> **Set problem**:
Of the lines in this listing, how many contain the word "反转录试剂盒"? Give the number and nothing else.

— start Input data —

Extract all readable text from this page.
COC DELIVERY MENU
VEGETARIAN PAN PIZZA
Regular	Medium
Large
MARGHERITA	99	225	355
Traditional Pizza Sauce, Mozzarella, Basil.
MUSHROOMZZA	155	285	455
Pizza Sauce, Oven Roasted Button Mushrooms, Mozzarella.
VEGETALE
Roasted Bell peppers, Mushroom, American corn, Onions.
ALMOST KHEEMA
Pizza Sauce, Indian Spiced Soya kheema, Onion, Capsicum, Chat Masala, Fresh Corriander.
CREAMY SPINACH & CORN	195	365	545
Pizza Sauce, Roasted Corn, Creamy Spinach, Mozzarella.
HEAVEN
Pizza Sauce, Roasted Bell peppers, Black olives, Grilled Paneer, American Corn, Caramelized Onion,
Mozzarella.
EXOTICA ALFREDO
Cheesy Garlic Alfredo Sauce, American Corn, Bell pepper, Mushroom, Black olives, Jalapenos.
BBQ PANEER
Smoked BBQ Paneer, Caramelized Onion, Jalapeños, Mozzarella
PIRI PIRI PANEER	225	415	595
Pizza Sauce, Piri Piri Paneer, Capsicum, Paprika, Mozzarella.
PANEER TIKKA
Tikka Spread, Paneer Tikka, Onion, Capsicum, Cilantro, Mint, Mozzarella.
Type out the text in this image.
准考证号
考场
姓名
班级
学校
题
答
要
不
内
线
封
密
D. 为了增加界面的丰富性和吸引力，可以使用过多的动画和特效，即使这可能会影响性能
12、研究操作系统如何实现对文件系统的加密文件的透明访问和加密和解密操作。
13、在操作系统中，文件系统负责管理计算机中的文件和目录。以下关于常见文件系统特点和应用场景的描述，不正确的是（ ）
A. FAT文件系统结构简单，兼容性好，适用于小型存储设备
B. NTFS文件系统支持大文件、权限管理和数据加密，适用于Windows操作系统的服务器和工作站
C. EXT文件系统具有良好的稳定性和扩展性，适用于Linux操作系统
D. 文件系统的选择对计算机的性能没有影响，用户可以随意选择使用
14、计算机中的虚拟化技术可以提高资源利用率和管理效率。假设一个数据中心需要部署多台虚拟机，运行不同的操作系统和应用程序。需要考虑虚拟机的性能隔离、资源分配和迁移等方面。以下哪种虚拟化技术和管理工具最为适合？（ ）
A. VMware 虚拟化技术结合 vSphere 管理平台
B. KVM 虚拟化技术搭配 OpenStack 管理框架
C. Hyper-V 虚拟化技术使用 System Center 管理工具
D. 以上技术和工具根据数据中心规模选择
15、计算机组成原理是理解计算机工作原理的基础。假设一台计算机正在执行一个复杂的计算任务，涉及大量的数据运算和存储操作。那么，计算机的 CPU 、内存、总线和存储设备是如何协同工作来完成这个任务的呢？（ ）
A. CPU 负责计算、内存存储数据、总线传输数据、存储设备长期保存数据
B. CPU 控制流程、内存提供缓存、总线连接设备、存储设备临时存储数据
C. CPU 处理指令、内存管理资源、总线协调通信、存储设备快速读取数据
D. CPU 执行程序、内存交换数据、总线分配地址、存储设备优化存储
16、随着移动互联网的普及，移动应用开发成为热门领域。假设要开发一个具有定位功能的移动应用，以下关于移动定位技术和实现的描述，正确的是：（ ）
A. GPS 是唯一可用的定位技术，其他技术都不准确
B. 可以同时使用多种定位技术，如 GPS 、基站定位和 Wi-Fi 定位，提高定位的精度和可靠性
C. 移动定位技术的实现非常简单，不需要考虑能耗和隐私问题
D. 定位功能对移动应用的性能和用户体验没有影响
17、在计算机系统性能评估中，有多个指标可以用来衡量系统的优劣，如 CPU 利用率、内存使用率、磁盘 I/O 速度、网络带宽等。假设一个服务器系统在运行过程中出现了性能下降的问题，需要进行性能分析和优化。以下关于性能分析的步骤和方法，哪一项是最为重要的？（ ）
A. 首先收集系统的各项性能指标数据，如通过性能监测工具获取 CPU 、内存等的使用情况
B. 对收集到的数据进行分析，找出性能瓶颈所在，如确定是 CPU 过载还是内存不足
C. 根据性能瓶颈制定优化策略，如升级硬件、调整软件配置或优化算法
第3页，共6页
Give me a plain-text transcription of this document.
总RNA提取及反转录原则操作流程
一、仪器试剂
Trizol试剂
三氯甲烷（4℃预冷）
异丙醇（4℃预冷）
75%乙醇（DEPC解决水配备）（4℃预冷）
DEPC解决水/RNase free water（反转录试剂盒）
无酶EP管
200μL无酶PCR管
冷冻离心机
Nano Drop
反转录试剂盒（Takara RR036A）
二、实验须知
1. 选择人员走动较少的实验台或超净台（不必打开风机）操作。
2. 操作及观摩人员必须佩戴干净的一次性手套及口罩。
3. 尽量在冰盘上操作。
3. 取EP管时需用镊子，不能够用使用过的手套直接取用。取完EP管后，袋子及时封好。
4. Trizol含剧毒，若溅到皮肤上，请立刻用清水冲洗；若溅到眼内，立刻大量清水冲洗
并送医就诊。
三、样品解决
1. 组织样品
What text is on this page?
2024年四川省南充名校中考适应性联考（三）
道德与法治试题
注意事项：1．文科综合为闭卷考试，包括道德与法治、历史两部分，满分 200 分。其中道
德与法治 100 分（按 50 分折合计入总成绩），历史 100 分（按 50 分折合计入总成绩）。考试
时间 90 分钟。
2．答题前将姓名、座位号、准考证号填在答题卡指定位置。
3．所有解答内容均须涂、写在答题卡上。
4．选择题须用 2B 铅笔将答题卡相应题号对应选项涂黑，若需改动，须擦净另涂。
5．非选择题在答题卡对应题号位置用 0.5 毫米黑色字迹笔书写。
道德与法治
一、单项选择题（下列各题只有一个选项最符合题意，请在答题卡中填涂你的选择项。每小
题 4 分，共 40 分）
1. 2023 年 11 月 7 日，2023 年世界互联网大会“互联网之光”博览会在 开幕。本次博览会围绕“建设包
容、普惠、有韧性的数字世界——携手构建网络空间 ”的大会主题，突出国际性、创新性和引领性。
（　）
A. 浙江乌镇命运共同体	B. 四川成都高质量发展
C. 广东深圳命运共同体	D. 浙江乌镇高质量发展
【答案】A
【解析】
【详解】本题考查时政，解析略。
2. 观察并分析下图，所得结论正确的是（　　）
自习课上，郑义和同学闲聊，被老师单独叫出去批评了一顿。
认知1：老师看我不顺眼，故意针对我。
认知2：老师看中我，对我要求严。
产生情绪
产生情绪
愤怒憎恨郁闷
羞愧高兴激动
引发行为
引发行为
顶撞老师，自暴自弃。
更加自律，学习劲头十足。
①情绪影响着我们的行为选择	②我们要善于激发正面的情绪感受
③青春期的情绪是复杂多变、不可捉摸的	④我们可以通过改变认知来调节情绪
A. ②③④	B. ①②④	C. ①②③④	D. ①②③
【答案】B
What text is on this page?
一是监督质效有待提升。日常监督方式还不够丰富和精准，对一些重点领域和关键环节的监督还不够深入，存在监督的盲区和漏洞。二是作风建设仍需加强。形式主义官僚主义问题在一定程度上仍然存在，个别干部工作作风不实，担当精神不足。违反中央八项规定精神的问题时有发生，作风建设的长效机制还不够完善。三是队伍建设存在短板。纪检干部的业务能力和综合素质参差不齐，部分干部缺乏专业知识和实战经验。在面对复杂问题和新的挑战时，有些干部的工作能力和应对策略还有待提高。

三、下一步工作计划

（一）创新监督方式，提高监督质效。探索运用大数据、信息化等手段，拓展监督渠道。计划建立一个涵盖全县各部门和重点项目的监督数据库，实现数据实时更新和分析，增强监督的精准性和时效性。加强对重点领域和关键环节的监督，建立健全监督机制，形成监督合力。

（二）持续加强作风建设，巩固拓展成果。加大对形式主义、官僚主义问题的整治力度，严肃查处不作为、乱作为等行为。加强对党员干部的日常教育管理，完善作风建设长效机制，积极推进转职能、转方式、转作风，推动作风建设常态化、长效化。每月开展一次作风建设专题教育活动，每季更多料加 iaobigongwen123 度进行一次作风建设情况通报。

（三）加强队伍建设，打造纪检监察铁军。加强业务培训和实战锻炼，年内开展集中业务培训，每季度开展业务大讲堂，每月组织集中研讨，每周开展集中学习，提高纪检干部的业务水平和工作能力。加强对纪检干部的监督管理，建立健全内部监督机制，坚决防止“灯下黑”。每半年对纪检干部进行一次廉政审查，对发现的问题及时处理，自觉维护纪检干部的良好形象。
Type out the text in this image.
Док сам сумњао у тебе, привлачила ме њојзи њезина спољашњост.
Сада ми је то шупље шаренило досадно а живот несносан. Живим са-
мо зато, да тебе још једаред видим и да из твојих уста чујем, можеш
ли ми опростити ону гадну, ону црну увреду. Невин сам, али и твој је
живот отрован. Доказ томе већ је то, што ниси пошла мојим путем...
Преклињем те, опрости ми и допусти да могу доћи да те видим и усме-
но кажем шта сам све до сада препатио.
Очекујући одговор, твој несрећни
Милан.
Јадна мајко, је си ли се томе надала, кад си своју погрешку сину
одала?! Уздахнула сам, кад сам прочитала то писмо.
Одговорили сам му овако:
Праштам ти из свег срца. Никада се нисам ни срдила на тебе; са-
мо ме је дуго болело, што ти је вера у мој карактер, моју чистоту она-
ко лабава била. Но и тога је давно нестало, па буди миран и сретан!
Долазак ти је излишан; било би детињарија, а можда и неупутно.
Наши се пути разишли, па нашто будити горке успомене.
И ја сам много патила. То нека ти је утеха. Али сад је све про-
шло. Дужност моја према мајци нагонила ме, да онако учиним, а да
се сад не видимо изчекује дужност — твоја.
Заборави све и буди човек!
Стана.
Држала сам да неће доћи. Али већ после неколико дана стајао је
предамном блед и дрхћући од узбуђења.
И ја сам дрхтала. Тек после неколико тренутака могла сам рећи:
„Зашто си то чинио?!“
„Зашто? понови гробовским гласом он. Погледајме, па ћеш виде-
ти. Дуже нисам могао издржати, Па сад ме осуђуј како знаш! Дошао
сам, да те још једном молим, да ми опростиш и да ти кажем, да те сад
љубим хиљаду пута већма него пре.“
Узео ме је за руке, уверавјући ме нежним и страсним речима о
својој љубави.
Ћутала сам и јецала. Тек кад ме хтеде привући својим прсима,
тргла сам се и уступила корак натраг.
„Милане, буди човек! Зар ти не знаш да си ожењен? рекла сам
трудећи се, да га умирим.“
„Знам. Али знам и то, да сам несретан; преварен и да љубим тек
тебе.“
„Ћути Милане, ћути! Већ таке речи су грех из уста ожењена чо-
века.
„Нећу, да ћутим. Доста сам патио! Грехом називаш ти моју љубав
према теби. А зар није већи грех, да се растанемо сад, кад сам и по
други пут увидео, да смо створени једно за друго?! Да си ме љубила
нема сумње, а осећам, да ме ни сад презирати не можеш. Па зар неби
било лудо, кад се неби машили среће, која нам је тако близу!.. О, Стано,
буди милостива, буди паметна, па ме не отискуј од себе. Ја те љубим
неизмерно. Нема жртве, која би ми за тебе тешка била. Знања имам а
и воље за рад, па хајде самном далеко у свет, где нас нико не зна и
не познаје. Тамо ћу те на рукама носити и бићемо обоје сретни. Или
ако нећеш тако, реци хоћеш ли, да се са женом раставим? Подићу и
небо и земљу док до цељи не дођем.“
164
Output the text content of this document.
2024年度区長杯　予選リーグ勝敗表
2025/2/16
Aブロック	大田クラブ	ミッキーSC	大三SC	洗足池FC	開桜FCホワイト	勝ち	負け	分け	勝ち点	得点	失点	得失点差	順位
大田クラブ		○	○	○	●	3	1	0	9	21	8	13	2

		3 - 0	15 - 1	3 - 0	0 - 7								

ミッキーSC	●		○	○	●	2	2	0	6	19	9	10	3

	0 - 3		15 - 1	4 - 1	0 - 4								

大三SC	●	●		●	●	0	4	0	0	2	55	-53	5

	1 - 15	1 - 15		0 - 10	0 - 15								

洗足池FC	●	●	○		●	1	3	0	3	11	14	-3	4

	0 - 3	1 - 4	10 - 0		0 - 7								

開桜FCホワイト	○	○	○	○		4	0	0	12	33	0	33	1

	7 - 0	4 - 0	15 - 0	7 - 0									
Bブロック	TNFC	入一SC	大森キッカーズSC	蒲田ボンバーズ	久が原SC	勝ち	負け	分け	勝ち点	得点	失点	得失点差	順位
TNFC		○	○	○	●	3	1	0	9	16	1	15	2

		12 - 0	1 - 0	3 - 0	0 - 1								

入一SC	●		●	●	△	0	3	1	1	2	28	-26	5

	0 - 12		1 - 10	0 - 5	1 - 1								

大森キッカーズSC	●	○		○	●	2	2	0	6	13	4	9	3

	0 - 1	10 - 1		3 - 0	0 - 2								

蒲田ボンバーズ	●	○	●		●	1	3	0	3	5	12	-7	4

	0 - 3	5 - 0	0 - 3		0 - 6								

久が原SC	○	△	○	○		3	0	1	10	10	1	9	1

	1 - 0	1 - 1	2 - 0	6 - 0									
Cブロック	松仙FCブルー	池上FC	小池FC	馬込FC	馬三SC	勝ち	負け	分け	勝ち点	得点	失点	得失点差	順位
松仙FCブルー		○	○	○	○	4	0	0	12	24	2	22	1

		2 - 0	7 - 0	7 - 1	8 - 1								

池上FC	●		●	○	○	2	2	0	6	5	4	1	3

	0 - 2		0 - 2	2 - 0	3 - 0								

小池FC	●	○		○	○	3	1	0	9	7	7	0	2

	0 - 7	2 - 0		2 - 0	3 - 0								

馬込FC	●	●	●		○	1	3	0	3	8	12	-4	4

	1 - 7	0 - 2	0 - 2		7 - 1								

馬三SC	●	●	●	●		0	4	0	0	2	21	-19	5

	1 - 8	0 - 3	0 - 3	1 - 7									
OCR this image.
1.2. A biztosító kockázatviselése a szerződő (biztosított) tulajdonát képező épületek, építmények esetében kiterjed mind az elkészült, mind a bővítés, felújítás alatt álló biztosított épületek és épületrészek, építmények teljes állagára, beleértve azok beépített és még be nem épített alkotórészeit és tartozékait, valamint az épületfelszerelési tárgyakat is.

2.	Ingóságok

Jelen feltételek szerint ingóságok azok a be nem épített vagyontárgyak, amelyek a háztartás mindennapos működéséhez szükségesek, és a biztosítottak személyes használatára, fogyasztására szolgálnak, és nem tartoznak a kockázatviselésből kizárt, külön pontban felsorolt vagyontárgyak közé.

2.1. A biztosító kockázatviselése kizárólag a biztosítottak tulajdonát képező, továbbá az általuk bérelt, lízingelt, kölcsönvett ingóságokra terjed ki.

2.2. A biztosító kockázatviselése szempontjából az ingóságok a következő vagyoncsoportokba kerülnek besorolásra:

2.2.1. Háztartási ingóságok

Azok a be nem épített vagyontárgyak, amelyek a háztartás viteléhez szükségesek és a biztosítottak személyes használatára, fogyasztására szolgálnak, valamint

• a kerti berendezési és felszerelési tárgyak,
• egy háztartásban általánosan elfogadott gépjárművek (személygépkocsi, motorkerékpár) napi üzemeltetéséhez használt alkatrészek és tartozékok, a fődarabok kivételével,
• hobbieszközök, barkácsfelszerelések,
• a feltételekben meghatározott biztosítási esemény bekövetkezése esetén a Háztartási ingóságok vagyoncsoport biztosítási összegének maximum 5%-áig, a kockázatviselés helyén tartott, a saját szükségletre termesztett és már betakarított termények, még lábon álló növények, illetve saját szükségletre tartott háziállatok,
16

— end Input data —

> **Exercise output**:
2